╭──

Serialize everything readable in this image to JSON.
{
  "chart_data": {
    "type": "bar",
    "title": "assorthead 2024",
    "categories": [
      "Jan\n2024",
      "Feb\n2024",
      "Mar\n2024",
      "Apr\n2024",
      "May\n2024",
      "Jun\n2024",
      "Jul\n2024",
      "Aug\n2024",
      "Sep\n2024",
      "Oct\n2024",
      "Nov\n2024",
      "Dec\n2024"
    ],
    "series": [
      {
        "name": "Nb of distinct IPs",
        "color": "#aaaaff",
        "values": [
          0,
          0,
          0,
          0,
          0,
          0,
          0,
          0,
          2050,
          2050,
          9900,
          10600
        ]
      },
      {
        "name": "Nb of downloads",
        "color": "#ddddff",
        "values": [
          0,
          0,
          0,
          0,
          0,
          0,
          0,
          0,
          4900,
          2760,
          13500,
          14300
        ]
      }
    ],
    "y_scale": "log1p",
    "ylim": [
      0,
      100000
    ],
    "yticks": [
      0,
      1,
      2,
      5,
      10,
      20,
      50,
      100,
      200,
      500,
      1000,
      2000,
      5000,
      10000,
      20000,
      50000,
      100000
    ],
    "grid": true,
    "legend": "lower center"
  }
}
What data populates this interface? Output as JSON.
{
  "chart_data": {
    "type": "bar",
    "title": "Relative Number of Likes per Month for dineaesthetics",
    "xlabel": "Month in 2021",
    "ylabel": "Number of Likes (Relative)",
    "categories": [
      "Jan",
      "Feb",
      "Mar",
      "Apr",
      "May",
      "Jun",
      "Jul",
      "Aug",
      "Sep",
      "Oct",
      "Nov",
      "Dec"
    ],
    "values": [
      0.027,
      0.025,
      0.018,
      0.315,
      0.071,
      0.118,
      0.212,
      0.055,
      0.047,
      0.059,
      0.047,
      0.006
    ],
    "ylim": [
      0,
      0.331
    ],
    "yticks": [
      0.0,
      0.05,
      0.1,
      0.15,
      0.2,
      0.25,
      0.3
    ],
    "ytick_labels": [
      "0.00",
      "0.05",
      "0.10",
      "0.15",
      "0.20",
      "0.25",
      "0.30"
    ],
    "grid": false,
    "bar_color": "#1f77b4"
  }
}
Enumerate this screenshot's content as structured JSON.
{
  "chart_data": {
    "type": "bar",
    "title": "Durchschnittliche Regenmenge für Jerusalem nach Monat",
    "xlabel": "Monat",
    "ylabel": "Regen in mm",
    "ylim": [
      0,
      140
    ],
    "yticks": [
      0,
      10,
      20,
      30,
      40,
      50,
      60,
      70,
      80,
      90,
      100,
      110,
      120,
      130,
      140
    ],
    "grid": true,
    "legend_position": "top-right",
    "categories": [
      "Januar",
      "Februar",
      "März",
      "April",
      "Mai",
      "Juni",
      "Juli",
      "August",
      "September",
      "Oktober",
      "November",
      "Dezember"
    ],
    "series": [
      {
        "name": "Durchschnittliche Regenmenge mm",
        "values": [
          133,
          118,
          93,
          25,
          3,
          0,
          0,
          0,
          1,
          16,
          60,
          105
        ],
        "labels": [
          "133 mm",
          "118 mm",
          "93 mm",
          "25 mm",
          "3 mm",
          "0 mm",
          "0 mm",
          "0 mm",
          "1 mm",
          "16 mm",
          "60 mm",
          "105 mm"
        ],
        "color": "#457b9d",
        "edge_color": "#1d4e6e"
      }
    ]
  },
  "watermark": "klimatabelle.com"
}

╰──

◆ **INSTRUCTIONS TO FOLLOW**
Pick out the lines that include the word "Durchschnittliche" and write them out.

◆ **EXERCISE OUTPUT**
    "title": "Durchschnittliche Regenmenge für Jerusalem nach Monat",
        "name": "Durchschnittliche Regenmenge mm",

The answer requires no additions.